(GOAL): Return the full material exactly.

(SUPPLIED DATA):
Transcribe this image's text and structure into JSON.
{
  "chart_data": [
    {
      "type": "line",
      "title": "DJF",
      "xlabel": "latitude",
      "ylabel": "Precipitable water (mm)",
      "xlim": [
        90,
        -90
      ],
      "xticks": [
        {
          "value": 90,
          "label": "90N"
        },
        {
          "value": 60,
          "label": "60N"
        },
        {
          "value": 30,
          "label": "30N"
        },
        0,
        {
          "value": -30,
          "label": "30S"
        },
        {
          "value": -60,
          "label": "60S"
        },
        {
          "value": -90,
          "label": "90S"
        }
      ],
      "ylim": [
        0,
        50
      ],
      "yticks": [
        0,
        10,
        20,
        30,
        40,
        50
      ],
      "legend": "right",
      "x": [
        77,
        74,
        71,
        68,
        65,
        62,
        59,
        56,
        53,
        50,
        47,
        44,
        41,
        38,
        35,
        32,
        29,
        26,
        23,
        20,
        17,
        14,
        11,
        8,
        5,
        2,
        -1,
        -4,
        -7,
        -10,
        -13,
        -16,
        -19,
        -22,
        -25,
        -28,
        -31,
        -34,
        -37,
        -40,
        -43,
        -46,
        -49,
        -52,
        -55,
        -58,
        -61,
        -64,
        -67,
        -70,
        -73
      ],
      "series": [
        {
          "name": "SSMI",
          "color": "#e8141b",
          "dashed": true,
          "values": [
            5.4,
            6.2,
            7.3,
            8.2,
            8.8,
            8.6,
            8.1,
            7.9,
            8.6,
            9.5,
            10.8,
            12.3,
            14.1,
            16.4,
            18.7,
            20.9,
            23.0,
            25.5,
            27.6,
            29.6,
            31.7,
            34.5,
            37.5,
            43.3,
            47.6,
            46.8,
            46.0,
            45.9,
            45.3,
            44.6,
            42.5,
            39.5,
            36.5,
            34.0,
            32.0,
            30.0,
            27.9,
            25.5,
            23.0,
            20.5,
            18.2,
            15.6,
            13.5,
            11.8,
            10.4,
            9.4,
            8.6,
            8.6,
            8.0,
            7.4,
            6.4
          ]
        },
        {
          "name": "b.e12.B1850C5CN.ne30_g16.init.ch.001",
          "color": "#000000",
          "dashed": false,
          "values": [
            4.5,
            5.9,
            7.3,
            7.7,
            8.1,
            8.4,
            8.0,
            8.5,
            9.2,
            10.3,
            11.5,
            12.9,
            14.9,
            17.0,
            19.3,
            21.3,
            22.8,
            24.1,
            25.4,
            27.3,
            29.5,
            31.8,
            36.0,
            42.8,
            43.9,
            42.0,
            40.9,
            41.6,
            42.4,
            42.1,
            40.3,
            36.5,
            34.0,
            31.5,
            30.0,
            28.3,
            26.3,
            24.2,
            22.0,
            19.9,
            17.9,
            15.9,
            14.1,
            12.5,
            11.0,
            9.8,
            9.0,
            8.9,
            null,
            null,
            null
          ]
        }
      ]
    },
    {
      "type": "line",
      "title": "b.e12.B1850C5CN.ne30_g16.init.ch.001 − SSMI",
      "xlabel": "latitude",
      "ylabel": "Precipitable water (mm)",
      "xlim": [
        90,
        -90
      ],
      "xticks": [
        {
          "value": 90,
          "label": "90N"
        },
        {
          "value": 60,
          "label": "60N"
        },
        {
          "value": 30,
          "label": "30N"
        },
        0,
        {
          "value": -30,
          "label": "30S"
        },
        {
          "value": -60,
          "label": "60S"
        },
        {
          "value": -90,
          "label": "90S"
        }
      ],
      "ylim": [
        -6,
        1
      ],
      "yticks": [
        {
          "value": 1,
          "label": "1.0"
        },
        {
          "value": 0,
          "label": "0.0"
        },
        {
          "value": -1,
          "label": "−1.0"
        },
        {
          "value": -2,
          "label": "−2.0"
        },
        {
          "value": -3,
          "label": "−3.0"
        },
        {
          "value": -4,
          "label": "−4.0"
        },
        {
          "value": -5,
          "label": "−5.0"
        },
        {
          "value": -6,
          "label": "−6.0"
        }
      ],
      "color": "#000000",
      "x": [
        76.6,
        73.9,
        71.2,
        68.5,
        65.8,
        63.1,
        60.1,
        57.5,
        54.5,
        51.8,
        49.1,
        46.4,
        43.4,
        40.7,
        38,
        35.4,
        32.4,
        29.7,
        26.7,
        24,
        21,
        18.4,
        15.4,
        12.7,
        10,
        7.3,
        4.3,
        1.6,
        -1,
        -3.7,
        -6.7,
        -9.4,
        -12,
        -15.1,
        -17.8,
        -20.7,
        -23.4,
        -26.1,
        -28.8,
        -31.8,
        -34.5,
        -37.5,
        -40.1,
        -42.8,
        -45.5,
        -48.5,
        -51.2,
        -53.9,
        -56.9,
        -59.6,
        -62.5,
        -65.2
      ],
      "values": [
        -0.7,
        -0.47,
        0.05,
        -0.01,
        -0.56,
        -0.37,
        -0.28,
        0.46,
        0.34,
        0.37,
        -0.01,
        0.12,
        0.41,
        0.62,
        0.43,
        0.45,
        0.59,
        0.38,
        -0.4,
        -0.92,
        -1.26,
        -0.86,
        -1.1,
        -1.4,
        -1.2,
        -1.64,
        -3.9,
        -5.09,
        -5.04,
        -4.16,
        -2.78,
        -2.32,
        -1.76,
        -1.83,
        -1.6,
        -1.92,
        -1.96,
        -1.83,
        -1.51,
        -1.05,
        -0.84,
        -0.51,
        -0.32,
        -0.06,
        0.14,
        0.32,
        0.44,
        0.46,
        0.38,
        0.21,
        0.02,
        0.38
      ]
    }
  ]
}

(OUTPUT FOR THIS TASK):
Transcribe this image's text and structure into JSON.
{
  "chart_data": [
    {
      "type": "line",
      "title": "DJF",
      "xlabel": "latitude",
      "ylabel": "Precipitable water (mm)",
      "xlim": [
        90,
        -90
      ],
      "xticks": [
        {
          "value": 90,
          "label": "90N"
        },
        {
          "value": 60,
          "label": "60N"
        },
        {
          "value": 30,
          "label": "30N"
        },
        0,
        {
          "value": -30,
          "label": "30S"
        },
        {
          "value": -60,
          "label": "60S"
        },
        {
          "value": -90,
          "label": "90S"
        }
      ],
      "ylim": [
        0,
        50
      ],
      "yticks": [
        0,
        10,
        20,
        30,
        40,
        50
      ],
      "legend": "right",
      "x": [
        77,
        74,
        71,
        68,
        65,
        62,
        59,
        56,
        53,
        50,
        47,
        44,
        41,
        38,
        35,
        32,
        29,
        26,
        23,
        20,
        17,
        14,
        11,
        8,
        5,
        2,
        -1,
        -4,
        -7,
        -10,
        -13,
        -16,
        -19,
        -22,
        -25,
        -28,
        -31,
        -34,
        -37,
        -40,
        -43,
        -46,
        -49,
        -52,
        -55,
        -58,
        -61,
        -64,
        -67,
        -70,
        -73
      ],
      "series": [
        {
          "name": "SSMI",
          "color": "#e8141b",
          "dashed": true,
          "values": [
            5.4,
            6.2,
            7.3,
            8.2,
            8.8,
            8.6,
            8.1,
            7.9,
            8.6,
            9.5,
            10.8,
            12.3,
            14.1,
            16.4,
            18.7,
            20.9,
            23.0,
            25.5,
            27.6,
            29.6,
            31.7,
            34.5,
            37.5,
            43.3,
            47.6,
            46.8,
            46.0,
            45.9,
            45.3,
            44.6,
            42.5,
            39.5,
            36.5,
            34.0,
            32.0,
            30.0,
            27.9,
            25.5,
            23.0,
            20.5,
            18.2,
            15.6,
            13.5,
            11.8,
            10.4,
            9.4,
            8.6,
            8.6,
            8.0,
            7.4,
            6.4
          ]
        },
        {
          "name": "b.e12.B1850C5CN.ne30_g16.init.ch.001",
          "color": "#000000",
          "dashed": false,
          "values": [
            4.5,
            5.9,
            7.3,
            7.7,
            8.1,
            8.4,
            8.0,
            8.5,
            9.2,
            10.3,
            11.5,
            12.9,
            14.9,
            17.0,
            19.3,
            21.3,
            22.8,
            24.1,
            25.4,
            27.3,
            29.5,
            31.8,
            36.0,
            42.8,
            43.9,
            42.0,
            40.9,
            41.6,
            42.4,
            42.1,
            40.3,
            36.5,
            34.0,
            31.5,
            30.0,
            28.3,
            26.3,
            24.2,
            22.0,
            19.9,
            17.9,
            15.9,
            14.1,
            12.5,
            11.0,
            9.8,
            9.0,
            8.9,
            null,
            null,
            null
          ]
        }
      ]
    },
    {
      "type": "line",
      "title": "b.e12.B1850C5CN.ne30_g16.init.ch.001 − SSMI",
      "xlabel": "latitude",
      "ylabel": "Precipitable water (mm)",
      "xlim": [
        90,
        -90
      ],
      "xticks": [
        {
          "value": 90,
          "label": "90N"
        },
        {
          "value": 60,
          "label": "60N"
        },
        {
          "value": 30,
          "label": "30N"
        },
        0,
        {
          "value": -30,
          "label": "30S"
        },
        {
          "value": -60,
          "label": "60S"
        },
        {
          "value": -90,
          "label": "90S"
        }
      ],
      "ylim": [
        -6,
        1
      ],
      "yticks": [
        {
          "value": 1,
          "label": "1.0"
        },
        {
          "value": 0,
          "label": "0.0"
        },
        {
          "value": -1,
          "label": "−1.0"
        },
        {
          "value": -2,
          "label": "−2.0"
        },
        {
          "value": -3,
          "label": "−3.0"
        },
        {
          "value": -4,
          "label": "−4.0"
        },
        {
          "value": -5,
          "label": "−5.0"
        },
        {
          "value": -6,
          "label": "−6.0"
        }
      ],
      "color": "#000000",
      "x": [
        76.6,
        73.9,
        71.2,
        68.5,
        65.8,
        63.1,
        60.1,
        57.5,
        54.5,
        51.8,
        49.1,
        46.4,
        43.4,
        40.7,
        38,
        35.4,
        32.4,
        29.7,
        26.7,
        24,
        21,
        18.4,
        15.4,
        12.7,
        10,
        7.3,
        4.3,
        1.6,
        -1,
        -3.7,
        -6.7,
        -9.4,
        -12,
        -15.1,
        -17.8,
        -20.7,
        -23.4,
        -26.1,
        -28.8,
        -31.8,
        -34.5,
        -37.5,
        -40.1,
        -42.8,
        -45.5,
        -48.5,
        -51.2,
        -53.9,
        -56.9,
        -59.6,
        -62.5,
        -65.2
      ],
      "values": [
        -0.7,
        -0.47,
        0.05,
        -0.01,
        -0.56,
        -0.37,
        -0.28,
        0.46,
        0.34,
        0.37,
        -0.01,
        0.12,
        0.41,
        0.62,
        0.43,
        0.45,
        0.59,
        0.38,
        -0.4,
        -0.92,
        -1.26,
        -0.86,
        -1.1,
        -1.4,
        -1.2,
        -1.64,
        -3.9,
        -5.09,
        -5.04,
        -4.16,
        -2.78,
        -2.32,
        -1.76,
        -1.83,
        -1.6,
        -1.92,
        -1.96,
        -1.83,
        -1.51,
        -1.05,
        -0.84,
        -0.51,
        -0.32,
        -0.06,
        0.14,
        0.32,
        0.44,
        0.46,
        0.38,
        0.21,
        0.02,
        0.38
      ]
    }
  ]
}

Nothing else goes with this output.